→ Extracted data
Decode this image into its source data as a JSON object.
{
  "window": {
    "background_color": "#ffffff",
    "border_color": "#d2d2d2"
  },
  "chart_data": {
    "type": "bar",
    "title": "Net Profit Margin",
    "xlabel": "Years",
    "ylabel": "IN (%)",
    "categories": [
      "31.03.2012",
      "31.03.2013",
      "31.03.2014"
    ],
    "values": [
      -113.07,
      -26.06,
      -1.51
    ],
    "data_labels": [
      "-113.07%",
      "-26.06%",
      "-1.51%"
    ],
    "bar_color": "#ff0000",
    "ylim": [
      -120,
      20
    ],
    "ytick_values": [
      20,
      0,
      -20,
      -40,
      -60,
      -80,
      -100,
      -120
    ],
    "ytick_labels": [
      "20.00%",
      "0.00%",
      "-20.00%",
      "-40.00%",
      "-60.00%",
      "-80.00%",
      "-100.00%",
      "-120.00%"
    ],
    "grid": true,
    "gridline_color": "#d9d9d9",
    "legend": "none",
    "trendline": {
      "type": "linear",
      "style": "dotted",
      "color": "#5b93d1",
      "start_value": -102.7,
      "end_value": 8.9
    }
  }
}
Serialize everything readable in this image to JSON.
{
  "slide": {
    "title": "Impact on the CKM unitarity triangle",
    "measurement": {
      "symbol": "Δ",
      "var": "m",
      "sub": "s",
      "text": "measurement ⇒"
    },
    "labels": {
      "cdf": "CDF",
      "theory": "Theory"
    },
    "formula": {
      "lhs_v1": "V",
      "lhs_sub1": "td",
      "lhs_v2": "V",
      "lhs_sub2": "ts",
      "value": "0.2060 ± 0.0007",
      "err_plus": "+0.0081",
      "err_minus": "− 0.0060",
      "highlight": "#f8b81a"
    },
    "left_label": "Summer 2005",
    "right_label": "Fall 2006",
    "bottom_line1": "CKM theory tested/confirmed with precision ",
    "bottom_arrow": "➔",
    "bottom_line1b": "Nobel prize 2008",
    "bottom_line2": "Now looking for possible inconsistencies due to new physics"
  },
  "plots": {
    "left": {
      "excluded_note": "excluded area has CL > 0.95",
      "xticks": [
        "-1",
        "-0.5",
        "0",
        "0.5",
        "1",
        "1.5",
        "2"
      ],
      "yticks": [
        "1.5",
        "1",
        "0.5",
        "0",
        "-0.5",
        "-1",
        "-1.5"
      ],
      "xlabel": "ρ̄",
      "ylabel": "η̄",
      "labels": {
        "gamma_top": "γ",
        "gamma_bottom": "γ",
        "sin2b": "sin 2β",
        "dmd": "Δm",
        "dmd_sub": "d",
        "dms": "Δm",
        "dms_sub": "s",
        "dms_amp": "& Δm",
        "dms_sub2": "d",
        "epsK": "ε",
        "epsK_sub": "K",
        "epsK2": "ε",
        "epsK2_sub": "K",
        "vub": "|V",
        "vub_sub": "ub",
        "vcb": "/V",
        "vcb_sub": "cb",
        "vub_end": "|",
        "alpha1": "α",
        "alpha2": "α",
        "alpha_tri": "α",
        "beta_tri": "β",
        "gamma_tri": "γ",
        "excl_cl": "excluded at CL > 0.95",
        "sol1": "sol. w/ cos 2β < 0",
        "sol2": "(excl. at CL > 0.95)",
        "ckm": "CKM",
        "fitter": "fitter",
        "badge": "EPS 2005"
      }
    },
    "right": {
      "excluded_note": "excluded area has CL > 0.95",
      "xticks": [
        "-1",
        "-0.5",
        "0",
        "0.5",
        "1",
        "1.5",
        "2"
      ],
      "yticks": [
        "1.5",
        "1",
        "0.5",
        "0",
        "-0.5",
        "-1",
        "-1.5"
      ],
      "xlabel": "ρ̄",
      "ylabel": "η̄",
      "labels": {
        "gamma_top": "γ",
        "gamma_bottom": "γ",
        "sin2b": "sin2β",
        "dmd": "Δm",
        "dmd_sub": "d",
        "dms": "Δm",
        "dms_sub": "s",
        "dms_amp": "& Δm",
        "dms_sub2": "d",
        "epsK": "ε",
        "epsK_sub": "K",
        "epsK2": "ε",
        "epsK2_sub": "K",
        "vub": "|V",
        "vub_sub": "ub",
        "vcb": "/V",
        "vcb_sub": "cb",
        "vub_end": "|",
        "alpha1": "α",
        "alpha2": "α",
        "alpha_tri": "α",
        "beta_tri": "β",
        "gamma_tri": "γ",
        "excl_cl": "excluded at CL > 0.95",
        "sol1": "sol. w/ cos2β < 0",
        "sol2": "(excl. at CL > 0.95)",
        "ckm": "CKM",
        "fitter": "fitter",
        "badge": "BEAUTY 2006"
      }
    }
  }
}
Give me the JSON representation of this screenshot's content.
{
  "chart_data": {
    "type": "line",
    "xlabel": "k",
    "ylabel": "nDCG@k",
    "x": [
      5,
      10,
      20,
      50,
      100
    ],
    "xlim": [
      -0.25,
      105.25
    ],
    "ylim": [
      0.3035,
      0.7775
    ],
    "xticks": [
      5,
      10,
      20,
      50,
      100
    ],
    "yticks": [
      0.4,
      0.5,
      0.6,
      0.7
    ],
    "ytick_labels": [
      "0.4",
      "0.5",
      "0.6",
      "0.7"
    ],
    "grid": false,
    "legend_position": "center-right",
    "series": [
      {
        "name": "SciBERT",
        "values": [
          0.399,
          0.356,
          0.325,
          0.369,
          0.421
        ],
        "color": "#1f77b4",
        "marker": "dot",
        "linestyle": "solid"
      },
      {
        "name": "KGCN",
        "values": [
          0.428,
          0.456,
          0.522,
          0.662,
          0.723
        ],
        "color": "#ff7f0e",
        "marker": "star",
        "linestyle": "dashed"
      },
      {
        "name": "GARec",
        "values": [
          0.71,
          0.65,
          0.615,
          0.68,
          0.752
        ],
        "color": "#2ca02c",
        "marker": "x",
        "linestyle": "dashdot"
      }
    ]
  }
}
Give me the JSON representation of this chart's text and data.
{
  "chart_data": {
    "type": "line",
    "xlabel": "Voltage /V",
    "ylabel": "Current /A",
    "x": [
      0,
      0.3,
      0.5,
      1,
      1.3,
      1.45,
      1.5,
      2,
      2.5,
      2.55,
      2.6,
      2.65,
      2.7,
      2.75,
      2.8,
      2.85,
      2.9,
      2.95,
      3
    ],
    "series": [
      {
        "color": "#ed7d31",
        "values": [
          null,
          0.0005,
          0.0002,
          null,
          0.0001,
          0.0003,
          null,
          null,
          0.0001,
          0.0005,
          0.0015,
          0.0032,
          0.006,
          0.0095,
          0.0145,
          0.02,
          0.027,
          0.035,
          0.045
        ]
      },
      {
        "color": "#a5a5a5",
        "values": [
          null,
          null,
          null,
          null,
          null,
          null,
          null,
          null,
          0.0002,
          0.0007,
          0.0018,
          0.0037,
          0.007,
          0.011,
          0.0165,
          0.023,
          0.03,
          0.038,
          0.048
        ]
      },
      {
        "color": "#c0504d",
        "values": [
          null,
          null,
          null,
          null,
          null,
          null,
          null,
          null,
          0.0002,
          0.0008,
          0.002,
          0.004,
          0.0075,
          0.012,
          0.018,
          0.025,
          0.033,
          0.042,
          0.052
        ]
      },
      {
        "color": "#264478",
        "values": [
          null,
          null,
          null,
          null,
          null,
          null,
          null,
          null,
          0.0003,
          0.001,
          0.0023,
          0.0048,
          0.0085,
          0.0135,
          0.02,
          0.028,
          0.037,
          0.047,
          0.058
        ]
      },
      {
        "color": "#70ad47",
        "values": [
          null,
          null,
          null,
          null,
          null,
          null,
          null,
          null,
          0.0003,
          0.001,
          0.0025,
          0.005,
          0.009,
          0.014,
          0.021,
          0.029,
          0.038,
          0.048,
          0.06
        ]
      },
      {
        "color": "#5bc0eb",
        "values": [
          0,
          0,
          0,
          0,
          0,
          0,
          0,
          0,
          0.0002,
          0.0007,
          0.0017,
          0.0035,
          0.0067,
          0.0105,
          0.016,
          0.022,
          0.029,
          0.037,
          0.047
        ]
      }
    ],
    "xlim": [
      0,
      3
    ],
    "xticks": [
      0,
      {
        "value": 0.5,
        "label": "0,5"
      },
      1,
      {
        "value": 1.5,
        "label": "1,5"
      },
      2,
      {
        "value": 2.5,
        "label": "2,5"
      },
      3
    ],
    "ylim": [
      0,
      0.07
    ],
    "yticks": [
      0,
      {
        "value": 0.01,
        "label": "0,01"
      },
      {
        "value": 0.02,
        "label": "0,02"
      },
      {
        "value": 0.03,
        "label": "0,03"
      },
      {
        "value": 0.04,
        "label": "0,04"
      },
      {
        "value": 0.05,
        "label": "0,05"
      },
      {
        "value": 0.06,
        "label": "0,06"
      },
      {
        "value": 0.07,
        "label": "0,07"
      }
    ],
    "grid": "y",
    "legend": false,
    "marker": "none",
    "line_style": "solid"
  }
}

→ Stated problem
Collect the complete line wherever the string "type" appears in the records.

→ Output of the exercise
    "type": "bar",
      "type": "linear",
    "type": "line",
    "type": "line",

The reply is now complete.